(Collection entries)
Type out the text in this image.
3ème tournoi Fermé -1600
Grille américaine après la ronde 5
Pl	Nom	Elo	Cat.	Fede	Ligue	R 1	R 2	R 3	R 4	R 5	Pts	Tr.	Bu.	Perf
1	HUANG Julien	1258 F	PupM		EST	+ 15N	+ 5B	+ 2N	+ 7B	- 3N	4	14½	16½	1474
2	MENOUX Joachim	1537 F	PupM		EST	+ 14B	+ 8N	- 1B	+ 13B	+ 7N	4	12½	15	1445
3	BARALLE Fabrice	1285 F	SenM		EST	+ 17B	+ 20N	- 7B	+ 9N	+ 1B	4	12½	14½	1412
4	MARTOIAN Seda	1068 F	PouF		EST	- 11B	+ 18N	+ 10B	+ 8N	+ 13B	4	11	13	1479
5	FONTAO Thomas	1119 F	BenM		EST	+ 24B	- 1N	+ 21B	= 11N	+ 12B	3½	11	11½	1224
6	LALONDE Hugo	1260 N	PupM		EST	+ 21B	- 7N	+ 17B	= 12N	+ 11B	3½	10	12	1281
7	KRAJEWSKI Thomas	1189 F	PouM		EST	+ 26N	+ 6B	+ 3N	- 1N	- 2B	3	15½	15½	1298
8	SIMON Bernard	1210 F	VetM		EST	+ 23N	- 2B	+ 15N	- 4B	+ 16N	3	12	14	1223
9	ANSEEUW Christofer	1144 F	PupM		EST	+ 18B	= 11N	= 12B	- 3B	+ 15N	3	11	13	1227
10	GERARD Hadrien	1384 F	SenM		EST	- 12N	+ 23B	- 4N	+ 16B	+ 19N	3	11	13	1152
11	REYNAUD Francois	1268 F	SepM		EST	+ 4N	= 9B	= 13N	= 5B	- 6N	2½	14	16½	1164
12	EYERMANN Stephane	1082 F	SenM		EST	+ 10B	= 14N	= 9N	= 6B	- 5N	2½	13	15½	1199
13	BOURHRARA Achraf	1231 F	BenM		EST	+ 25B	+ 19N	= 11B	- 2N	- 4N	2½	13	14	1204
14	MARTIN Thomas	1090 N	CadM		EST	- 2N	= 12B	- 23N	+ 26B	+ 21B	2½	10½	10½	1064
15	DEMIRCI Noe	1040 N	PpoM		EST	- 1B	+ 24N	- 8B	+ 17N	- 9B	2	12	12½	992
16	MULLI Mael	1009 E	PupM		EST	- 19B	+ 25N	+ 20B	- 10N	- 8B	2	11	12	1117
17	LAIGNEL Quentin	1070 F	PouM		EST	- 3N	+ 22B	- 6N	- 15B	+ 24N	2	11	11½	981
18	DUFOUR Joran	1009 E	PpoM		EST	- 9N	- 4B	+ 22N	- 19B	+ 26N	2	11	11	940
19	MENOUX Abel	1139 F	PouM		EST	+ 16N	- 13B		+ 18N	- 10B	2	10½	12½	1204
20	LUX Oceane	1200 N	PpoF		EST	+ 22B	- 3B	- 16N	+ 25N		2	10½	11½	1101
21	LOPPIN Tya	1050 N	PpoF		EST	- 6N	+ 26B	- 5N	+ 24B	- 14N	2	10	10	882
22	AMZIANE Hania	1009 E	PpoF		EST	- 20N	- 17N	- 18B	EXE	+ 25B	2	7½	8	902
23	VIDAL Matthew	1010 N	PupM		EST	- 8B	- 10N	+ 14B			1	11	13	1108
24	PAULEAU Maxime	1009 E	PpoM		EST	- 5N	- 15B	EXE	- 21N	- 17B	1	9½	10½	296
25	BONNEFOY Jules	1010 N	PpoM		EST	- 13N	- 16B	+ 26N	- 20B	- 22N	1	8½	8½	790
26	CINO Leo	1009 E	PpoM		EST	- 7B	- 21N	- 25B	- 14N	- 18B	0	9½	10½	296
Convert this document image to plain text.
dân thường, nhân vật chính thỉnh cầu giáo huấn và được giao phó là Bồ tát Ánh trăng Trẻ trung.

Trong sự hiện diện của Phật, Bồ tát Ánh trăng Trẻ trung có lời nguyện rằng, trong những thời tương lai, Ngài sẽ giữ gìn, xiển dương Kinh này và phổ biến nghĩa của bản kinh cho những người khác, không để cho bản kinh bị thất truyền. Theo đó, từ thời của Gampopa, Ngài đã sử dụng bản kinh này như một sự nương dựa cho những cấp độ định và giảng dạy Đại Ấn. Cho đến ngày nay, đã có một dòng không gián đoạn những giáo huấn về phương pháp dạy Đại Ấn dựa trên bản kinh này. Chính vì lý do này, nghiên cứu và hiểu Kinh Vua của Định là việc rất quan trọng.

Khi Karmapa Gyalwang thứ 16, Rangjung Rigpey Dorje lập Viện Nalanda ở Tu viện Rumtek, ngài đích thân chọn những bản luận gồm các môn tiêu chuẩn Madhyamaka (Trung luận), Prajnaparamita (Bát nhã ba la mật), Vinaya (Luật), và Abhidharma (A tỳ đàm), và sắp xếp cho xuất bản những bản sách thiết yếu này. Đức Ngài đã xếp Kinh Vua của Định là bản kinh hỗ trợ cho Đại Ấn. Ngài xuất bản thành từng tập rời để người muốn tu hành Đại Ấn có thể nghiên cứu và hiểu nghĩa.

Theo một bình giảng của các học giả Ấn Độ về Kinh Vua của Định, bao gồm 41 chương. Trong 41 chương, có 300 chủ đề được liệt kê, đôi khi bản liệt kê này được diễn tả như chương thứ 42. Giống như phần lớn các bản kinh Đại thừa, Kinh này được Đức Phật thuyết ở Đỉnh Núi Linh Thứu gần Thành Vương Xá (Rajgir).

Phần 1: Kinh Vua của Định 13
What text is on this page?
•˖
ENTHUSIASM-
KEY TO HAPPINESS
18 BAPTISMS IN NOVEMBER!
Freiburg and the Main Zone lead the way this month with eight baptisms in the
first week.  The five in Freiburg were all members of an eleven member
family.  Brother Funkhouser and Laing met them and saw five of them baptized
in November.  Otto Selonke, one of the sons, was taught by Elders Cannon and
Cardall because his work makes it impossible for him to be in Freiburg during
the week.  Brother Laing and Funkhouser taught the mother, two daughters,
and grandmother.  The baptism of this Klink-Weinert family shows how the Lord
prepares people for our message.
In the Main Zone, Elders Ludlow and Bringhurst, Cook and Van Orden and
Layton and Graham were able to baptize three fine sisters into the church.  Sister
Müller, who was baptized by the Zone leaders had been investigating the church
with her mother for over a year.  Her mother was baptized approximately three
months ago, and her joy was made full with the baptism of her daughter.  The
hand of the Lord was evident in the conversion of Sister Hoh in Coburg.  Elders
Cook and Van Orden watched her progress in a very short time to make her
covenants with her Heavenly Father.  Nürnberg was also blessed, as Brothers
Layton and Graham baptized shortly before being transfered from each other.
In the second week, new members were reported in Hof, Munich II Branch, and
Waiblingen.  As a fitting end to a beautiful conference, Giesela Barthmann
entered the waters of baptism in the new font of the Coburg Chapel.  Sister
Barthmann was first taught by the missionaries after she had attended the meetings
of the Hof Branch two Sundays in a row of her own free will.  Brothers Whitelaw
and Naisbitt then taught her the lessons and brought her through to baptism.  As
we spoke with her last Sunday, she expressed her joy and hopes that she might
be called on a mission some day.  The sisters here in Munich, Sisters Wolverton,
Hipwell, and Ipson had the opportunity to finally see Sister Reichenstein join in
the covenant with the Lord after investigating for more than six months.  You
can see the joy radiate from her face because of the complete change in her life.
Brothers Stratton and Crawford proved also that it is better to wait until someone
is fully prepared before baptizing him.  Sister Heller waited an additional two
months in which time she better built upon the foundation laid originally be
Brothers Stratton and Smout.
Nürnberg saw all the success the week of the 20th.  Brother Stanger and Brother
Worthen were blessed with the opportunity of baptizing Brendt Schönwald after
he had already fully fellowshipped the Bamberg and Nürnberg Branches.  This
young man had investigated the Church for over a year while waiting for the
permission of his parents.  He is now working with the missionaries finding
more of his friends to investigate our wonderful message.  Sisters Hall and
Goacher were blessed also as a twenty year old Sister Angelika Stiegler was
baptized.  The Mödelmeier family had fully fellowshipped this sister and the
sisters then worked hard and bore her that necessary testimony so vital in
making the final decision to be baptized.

Exercise prompt
Only lines with the word "also" should be collected from the material.

Solution to the problem
covenants with her Heavenly Father.  Nürnberg was also blessed, as Brothers
Brothers Stratton and Crawford proved also that it is better to wait until someone
Goacher were blessed also as a twenty year old Sister Angelika Stiegler was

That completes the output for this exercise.